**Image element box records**
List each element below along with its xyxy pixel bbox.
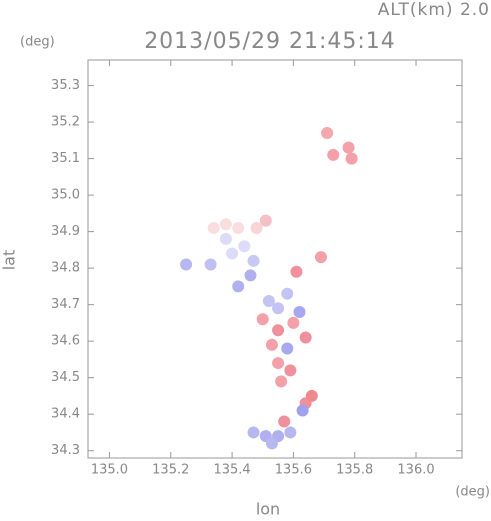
echo-point — [327, 148, 340, 161]
y-tick-label: 34.3 — [51, 443, 80, 458]
y-tick-label: 35.0 — [51, 188, 80, 203]
echo-point — [278, 415, 291, 428]
echo-point — [293, 305, 306, 318]
x-tick-label: 135.6 — [275, 463, 312, 478]
echo-point — [275, 375, 288, 388]
x-tick-label: 135.4 — [213, 463, 250, 478]
echo-point — [281, 287, 294, 300]
y-unit: (deg) — [20, 35, 55, 50]
echo-point — [321, 127, 334, 140]
x-tick-label: 135.0 — [91, 463, 128, 478]
echo-point — [204, 258, 217, 271]
echo-point — [238, 240, 251, 253]
annotation: ALT(km) 2.0 — [378, 0, 490, 20]
x-unit: (deg) — [455, 485, 490, 500]
x-tick-label: 135.2 — [152, 463, 189, 478]
echo-point — [265, 338, 278, 351]
echo-point — [290, 265, 303, 278]
y-tick-label: 35.1 — [51, 151, 80, 166]
y-tick-label: 34.4 — [51, 407, 80, 422]
echo-point — [180, 258, 193, 271]
echo-point — [314, 251, 327, 264]
chart-title: 2013/05/29 21:45:14 — [144, 29, 396, 54]
echo-point — [284, 364, 297, 377]
y-tick-label: 34.9 — [51, 224, 80, 239]
y-tick-label: 35.3 — [51, 78, 80, 93]
echo-point — [244, 269, 257, 282]
echo-point — [342, 141, 355, 154]
echo-point — [232, 280, 245, 293]
y-tick-label: 34.8 — [51, 261, 80, 276]
plot-frame — [87, 59, 463, 459]
y-axis-label: lat — [0, 250, 19, 271]
echo-point — [247, 426, 260, 439]
echo-point — [219, 218, 232, 231]
echo-point — [296, 404, 309, 417]
echo-point — [299, 331, 312, 344]
echo-point — [265, 437, 278, 450]
echo-point — [345, 152, 358, 165]
echo-point — [219, 232, 232, 245]
echo-point — [259, 214, 272, 227]
echo-point — [247, 254, 260, 267]
echo-point — [305, 389, 318, 402]
echo-point — [207, 221, 220, 234]
echo-point — [250, 221, 263, 234]
echo-point — [281, 342, 294, 355]
echo-point — [226, 247, 239, 260]
y-tick-label: 35.2 — [51, 115, 80, 130]
x-axis-label: lon — [256, 500, 280, 519]
echo-point — [272, 324, 285, 337]
echo-point — [272, 302, 285, 315]
echo-point — [284, 426, 297, 439]
echo-point — [287, 316, 300, 329]
echo-point — [232, 221, 245, 234]
y-tick-label: 34.7 — [51, 297, 80, 312]
x-tick-label: 136.0 — [397, 463, 434, 478]
x-tick-label: 135.8 — [336, 463, 373, 478]
echo-point — [262, 294, 275, 307]
echo-point — [272, 357, 285, 370]
y-tick-label: 34.5 — [51, 370, 80, 385]
y-tick-label: 34.6 — [51, 334, 80, 349]
echo-point — [256, 313, 269, 326]
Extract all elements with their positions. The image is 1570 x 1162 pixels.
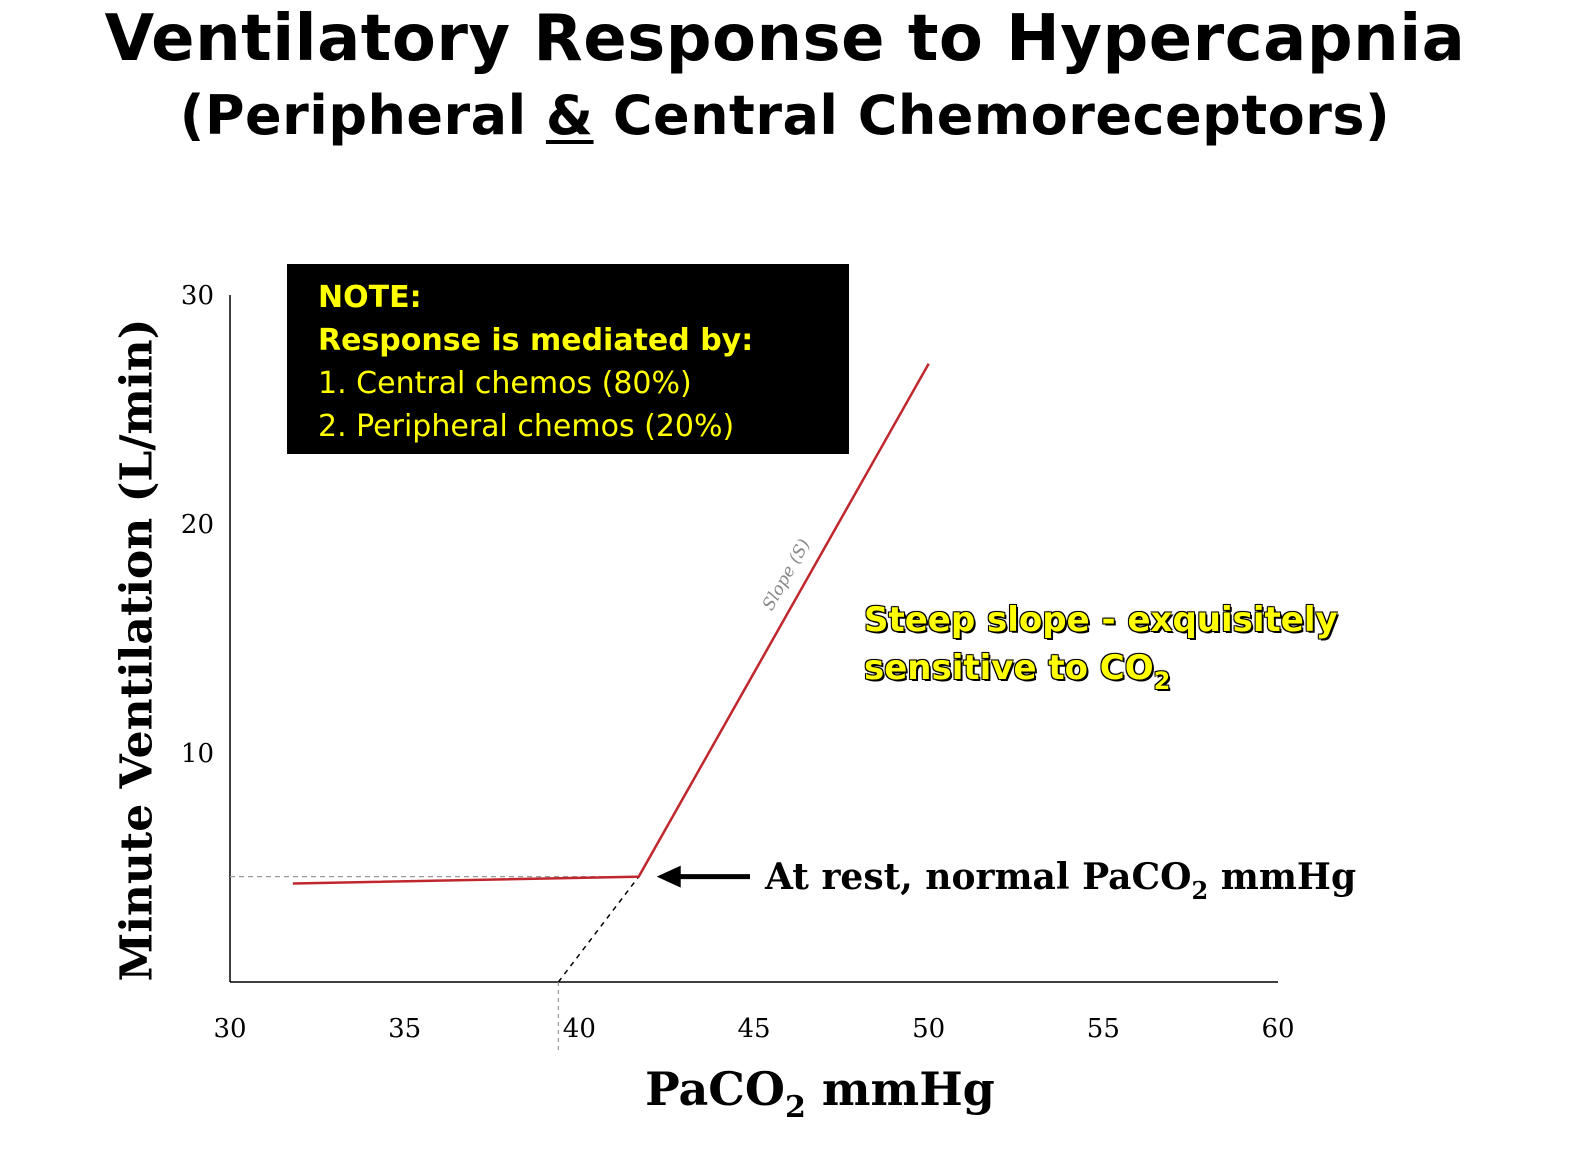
page-title: Ventilatory Response to Hypercapnia [104,2,1466,76]
callout-line2-main: sensitive to CO [864,648,1154,688]
rest-arrow-head [656,865,681,888]
callout-line1: Steep slope - exquisitely [864,600,1338,640]
subtitle-ampersand: & [545,84,594,147]
x-axis-label-main: PaCO [645,1062,785,1116]
callout-line2-sub: 2 [1153,667,1171,695]
subtitle-open: (Peripheral [179,84,546,147]
note-subheading: Response is mediated by: [318,323,754,358]
rest-annotation-main: At rest, normal PaCO [765,856,1192,898]
y-axis-label: Minute Ventilation (L/min) [111,318,163,982]
note-item-central: 1. Central chemos (80%) [318,366,692,401]
note-item-peripheral: 2. Peripheral chemos (20%) [318,409,735,444]
note-box: NOTE: Response is mediated by: 1. Centra… [287,264,849,454]
y-tick-label: 10 [181,739,214,769]
subtitle-close: Central Chemoreceptors) [593,84,1391,147]
x-axis-label-suffix: mmHg [805,1062,995,1116]
callout-line2: sensitive to CO2 [864,644,1338,695]
y-tick-label: 20 [181,510,214,540]
x-tick-label: 45 [737,1014,770,1044]
y-tick-label: 30 [181,281,214,311]
x-tick-label: 55 [1087,1014,1120,1044]
note-heading: NOTE: [318,280,422,315]
steep-slope-callout: Steep slope - exquisitely sensitive to C… [864,596,1338,695]
x-axis-label: PaCO2 mmHg [0,1062,1570,1125]
x-tick-label: 30 [213,1014,246,1044]
x-tick-label: 35 [388,1014,421,1044]
page-subtitle: (Peripheral & Central Chemoreceptors) [0,78,1570,154]
rest-annotation-sub: 2 [1191,876,1209,905]
slope-label: Slope (S) [759,536,815,614]
x-axis-label-sub: 2 [784,1090,806,1125]
response-curve-line [292,363,930,885]
x-tick-label: 40 [563,1014,596,1044]
rest-annotation-suffix: mmHg [1208,856,1357,898]
rest-annotation-label: At rest, normal PaCO2 mmHg [765,856,1357,905]
x-tick-label: 50 [912,1014,945,1044]
extrapolation-dashed-line [557,876,640,983]
x-tick-label: 60 [1261,1014,1294,1044]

**Set exercise**
Repeat the lines between the line holding "echo-point — [327, 148, 340, 161]" and the line holding "y-tick-label: 35.2 — [51, 115, 80, 130]", inclusive.

**Solution for this exercise**
echo-point — [327, 148, 340, 161]
y-tick-label: 34.3 — [51, 443, 80, 458]
y-tick-label: 35.0 — [51, 188, 80, 203]
echo-point — [278, 415, 291, 428]
echo-point — [293, 305, 306, 318]
x-tick-label: 135.6 — [275, 463, 312, 478]
echo-point — [275, 375, 288, 388]
x-tick-label: 135.4 — [213, 463, 250, 478]
echo-point — [281, 287, 294, 300]
y-unit: (deg) — [20, 35, 55, 50]
echo-point — [321, 127, 334, 140]
x-tick-label: 135.0 — [91, 463, 128, 478]
echo-point — [204, 258, 217, 271]
echo-point — [238, 240, 251, 253]
annotation: ALT(km) 2.0 — [378, 0, 490, 20]
x-unit: (deg) — [455, 485, 490, 500]
x-tick-label: 135.2 — [152, 463, 189, 478]
echo-point — [265, 338, 278, 351]
echo-point — [290, 265, 303, 278]
y-tick-label: 35.1 — [51, 151, 80, 166]
y-tick-label: 34.4 — [51, 407, 80, 422]
echo-point — [180, 258, 193, 271]
echo-point — [314, 251, 327, 264]
chart-title: 2013/05/29 21:45:14 — [144, 29, 396, 54]
echo-point — [284, 364, 297, 377]
y-tick-label: 34.9 — [51, 224, 80, 239]
y-tick-label: 35.3 — [51, 78, 80, 93]
echo-point — [244, 269, 257, 282]
echo-point — [342, 141, 355, 154]
echo-point — [232, 280, 245, 293]
y-tick-label: 34.8 — [51, 261, 80, 276]
plot-frame — [87, 59, 463, 459]
y-axis-label: lat — [0, 250, 19, 271]
echo-point — [247, 426, 260, 439]
echo-point — [219, 218, 232, 231]
echo-point — [296, 404, 309, 417]
echo-point — [299, 331, 312, 344]
echo-point — [265, 437, 278, 450]
echo-point — [345, 152, 358, 165]
echo-point — [219, 232, 232, 245]
echo-point — [259, 214, 272, 227]
echo-point — [247, 254, 260, 267]
echo-point — [305, 389, 318, 402]
echo-point — [207, 221, 220, 234]
echo-point — [250, 221, 263, 234]
echo-point — [281, 342, 294, 355]
echo-point — [226, 247, 239, 260]
y-tick-label: 35.2 — [51, 115, 80, 130]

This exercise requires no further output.